(Stored records)
========

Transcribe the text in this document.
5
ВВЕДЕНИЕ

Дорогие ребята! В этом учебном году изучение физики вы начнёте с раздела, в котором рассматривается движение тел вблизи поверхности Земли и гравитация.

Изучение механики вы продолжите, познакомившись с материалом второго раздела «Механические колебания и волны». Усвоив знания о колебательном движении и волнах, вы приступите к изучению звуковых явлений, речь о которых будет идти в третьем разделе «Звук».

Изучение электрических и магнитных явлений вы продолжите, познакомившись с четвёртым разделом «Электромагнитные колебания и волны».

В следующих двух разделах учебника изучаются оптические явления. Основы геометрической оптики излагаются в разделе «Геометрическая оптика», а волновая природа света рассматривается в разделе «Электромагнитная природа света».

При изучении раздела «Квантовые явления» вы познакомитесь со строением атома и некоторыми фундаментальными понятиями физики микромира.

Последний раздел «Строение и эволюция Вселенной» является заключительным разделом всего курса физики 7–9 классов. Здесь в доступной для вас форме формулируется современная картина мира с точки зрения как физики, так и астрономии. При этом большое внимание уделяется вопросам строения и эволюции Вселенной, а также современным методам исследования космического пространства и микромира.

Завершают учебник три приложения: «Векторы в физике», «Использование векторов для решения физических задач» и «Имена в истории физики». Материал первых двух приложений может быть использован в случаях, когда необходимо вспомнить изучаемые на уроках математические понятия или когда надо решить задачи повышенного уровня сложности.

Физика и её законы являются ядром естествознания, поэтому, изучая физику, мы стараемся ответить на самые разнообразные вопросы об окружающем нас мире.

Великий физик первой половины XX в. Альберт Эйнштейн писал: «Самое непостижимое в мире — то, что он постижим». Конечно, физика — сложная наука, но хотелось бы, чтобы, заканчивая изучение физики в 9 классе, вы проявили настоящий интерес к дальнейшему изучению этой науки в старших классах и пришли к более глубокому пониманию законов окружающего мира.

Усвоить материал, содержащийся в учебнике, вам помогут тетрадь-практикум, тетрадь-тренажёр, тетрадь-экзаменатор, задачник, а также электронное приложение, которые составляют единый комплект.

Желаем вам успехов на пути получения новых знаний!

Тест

========

→ **Given request**:
Locate the lines above that contain "продолжите" and copy them.

→ **Correct result**:
Изучение механики вы продолжите, познакомившись с материалом второго раздела «Механические колебания и волны». Усвоив знания о колебательном движении и волнах, вы приступите к изучению звуковых явлений, речь о которых будет идти в третьем разделе «Звук».
Изучение электрических и магнитных явлений вы продолжите, познакомившись с четвёртым разделом «Электромагнитные колебания и волны».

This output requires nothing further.